Objective: Quote the entries in full, character for character, without their images.

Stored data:
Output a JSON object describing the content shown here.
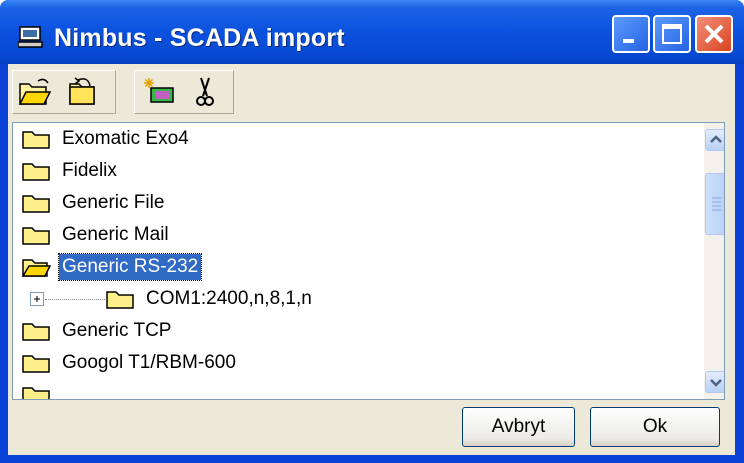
{
  "window": {
    "title": "Nimbus - SCADA import"
  },
  "titlebar_buttons": {
    "minimize": "minimize-icon",
    "maximize": "maximize-icon",
    "close": "close-icon"
  },
  "toolbar": {
    "icons": [
      "open-folder-icon",
      "undo-folder-icon",
      "new-item-icon",
      "cut-icon"
    ]
  },
  "tree": {
    "items": [
      {
        "label": "Exomatic Exo4",
        "icon": "folder-icon"
      },
      {
        "label": "Fidelix",
        "icon": "folder-icon"
      },
      {
        "label": "Generic File",
        "icon": "folder-icon"
      },
      {
        "label": "Generic Mail",
        "icon": "folder-icon"
      },
      {
        "label": "Generic RS-232",
        "icon": "open-folder-icon",
        "selected": true
      },
      {
        "label": "COM1:2400,n,8,1,n",
        "icon": "folder-icon",
        "child": true
      },
      {
        "label": "Generic TCP",
        "icon": "folder-icon"
      },
      {
        "label": "Googol T1/RBM-600",
        "icon": "folder-icon"
      }
    ]
  },
  "buttons": {
    "cancel": "Avbryt",
    "ok": "Ok"
  },
  "colors": {
    "titlebar": "#0a52df",
    "selection": "#316ac5",
    "face": "#ece9d8"
  }
}
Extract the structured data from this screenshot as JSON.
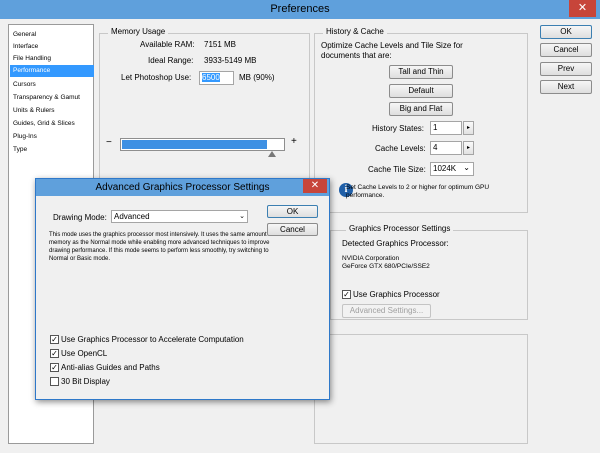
{
  "window": {
    "title": "Preferences",
    "close_glyph": "✕"
  },
  "sidebar": {
    "items": [
      {
        "label": "General"
      },
      {
        "label": "Interface"
      },
      {
        "label": "File Handling"
      },
      {
        "label": "Performance",
        "selected": true
      },
      {
        "label": "Cursors"
      },
      {
        "label": "Transparency & Gamut"
      },
      {
        "label": "Units & Rulers"
      },
      {
        "label": "Guides, Grid & Slices"
      },
      {
        "label": "Plug-Ins"
      },
      {
        "label": "Type"
      }
    ]
  },
  "memory": {
    "legend": "Memory Usage",
    "available_label": "Available RAM:",
    "available_value": "7151 MB",
    "ideal_label": "Ideal Range:",
    "ideal_value": "3933-5149 MB",
    "let_label": "Let Photoshop Use:",
    "let_value": "6500",
    "let_suffix": "MB (90%)",
    "minus": "−",
    "plus": "+",
    "slider_fraction": 0.9
  },
  "history": {
    "legend": "History & Cache",
    "desc": "Optimize Cache Levels and Tile Size for documents that are:",
    "tall_thin": "Tall and Thin",
    "default": "Default",
    "big_flat": "Big and Flat",
    "states_label": "History States:",
    "states_value": "1",
    "levels_label": "Cache Levels:",
    "levels_value": "4",
    "tile_label": "Cache Tile Size:",
    "tile_value": "1024K",
    "spin_glyph": "▸",
    "dropdown_glyph": "⌄",
    "info_glyph": "i",
    "info_text": "Set Cache Levels to 2 or higher for optimum GPU performance."
  },
  "gpu": {
    "legend": "Graphics Processor Settings",
    "detected_label": "Detected Graphics Processor:",
    "vendor": "NVIDIA Corporation",
    "model": "GeForce GTX 680/PCIe/SSE2",
    "use_gpu_label": "Use Graphics Processor",
    "use_gpu_checked": true,
    "advanced_button": "Advanced Settings..."
  },
  "buttons": {
    "ok": "OK",
    "cancel": "Cancel",
    "prev": "Prev",
    "next": "Next"
  },
  "dialog": {
    "title": "Advanced Graphics Processor Settings",
    "close_glyph": "✕",
    "mode_label": "Drawing Mode:",
    "mode_value": "Advanced",
    "dropdown_glyph": "⌄",
    "mode_desc": "This mode uses the graphics processor most intensively.  It uses the same amount of memory as the Normal mode while enabling more advanced techniques to improve drawing performance.  If this mode seems to perform less smoothly, try switching to Normal or Basic mode.",
    "ok": "OK",
    "cancel": "Cancel",
    "check_glyph": "✓",
    "options": [
      {
        "label": "Use Graphics Processor to Accelerate Computation",
        "checked": true
      },
      {
        "label": "Use OpenCL",
        "checked": true
      },
      {
        "label": "Anti-alias Guides and Paths",
        "checked": true
      },
      {
        "label": "30 Bit Display",
        "checked": false
      }
    ]
  },
  "colors": {
    "accent": "#3399ff",
    "titlebar": "#5fa0dc",
    "close": "#c7453a",
    "slider_fill": "#3e90e3"
  }
}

Output for this task:
Output a JSON object describing the content shown here.
{
  "window": {
    "title": "Nimbus - SCADA import"
  },
  "titlebar_buttons": {
    "minimize": "minimize-icon",
    "maximize": "maximize-icon",
    "close": "close-icon"
  },
  "toolbar": {
    "icons": [
      "open-folder-icon",
      "undo-folder-icon",
      "new-item-icon",
      "cut-icon"
    ]
  },
  "tree": {
    "items": [
      {
        "label": "Exomatic Exo4",
        "icon": "folder-icon"
      },
      {
        "label": "Fidelix",
        "icon": "folder-icon"
      },
      {
        "label": "Generic File",
        "icon": "folder-icon"
      },
      {
        "label": "Generic Mail",
        "icon": "folder-icon"
      },
      {
        "label": "Generic RS-232",
        "icon": "open-folder-icon",
        "selected": true
      },
      {
        "label": "COM1:2400,n,8,1,n",
        "icon": "folder-icon",
        "child": true
      },
      {
        "label": "Generic TCP",
        "icon": "folder-icon"
      },
      {
        "label": "Googol T1/RBM-600",
        "icon": "folder-icon"
      }
    ]
  },
  "buttons": {
    "cancel": "Avbryt",
    "ok": "Ok"
  },
  "colors": {
    "titlebar": "#0a52df",
    "selection": "#316ac5",
    "face": "#ece9d8"
  }
}
Extract the structured data from this screenshot as JSON.
{
  "window": {
    "title": "Preferences",
    "close_glyph": "✕"
  },
  "sidebar": {
    "items": [
      {
        "label": "General"
      },
      {
        "label": "Interface"
      },
      {
        "label": "File Handling"
      },
      {
        "label": "Performance",
        "selected": true
      },
      {
        "label": "Cursors"
      },
      {
        "label": "Transparency & Gamut"
      },
      {
        "label": "Units & Rulers"
      },
      {
        "label": "Guides, Grid & Slices"
      },
      {
        "label": "Plug-Ins"
      },
      {
        "label": "Type"
      }
    ]
  },
  "memory": {
    "legend": "Memory Usage",
    "available_label": "Available RAM:",
    "available_value": "7151 MB",
    "ideal_label": "Ideal Range:",
    "ideal_value": "3933-5149 MB",
    "let_label": "Let Photoshop Use:",
    "let_value": "6500",
    "let_suffix": "MB (90%)",
    "minus": "−",
    "plus": "+",
    "slider_fraction": 0.9
  },
  "history": {
    "legend": "History & Cache",
    "desc": "Optimize Cache Levels and Tile Size for documents that are:",
    "tall_thin": "Tall and Thin",
    "default": "Default",
    "big_flat": "Big and Flat",
    "states_label": "History States:",
    "states_value": "1",
    "levels_label": "Cache Levels:",
    "levels_value": "4",
    "tile_label": "Cache Tile Size:",
    "tile_value": "1024K",
    "spin_glyph": "▸",
    "dropdown_glyph": "⌄",
    "info_glyph": "i",
    "info_text": "Set Cache Levels to 2 or higher for optimum GPU performance."
  },
  "gpu": {
    "legend": "Graphics Processor Settings",
    "detected_label": "Detected Graphics Processor:",
    "vendor": "NVIDIA Corporation",
    "model": "GeForce GTX 680/PCIe/SSE2",
    "use_gpu_label": "Use Graphics Processor",
    "use_gpu_checked": true,
    "advanced_button": "Advanced Settings..."
  },
  "buttons": {
    "ok": "OK",
    "cancel": "Cancel",
    "prev": "Prev",
    "next": "Next"
  },
  "dialog": {
    "title": "Advanced Graphics Processor Settings",
    "close_glyph": "✕",
    "mode_label": "Drawing Mode:",
    "mode_value": "Advanced",
    "dropdown_glyph": "⌄",
    "mode_desc": "This mode uses the graphics processor most intensively.  It uses the same amount of memory as the Normal mode while enabling more advanced techniques to improve drawing performance.  If this mode seems to perform less smoothly, try switching to Normal or Basic mode.",
    "ok": "OK",
    "cancel": "Cancel",
    "check_glyph": "✓",
    "options": [
      {
        "label": "Use Graphics Processor to Accelerate Computation",
        "checked": true
      },
      {
        "label": "Use OpenCL",
        "checked": true
      },
      {
        "label": "Anti-alias Guides and Paths",
        "checked": true
      },
      {
        "label": "30 Bit Display",
        "checked": false
      }
    ]
  },
  "colors": {
    "accent": "#3399ff",
    "titlebar": "#5fa0dc",
    "close": "#c7453a",
    "slider_fill": "#3e90e3"
  }
}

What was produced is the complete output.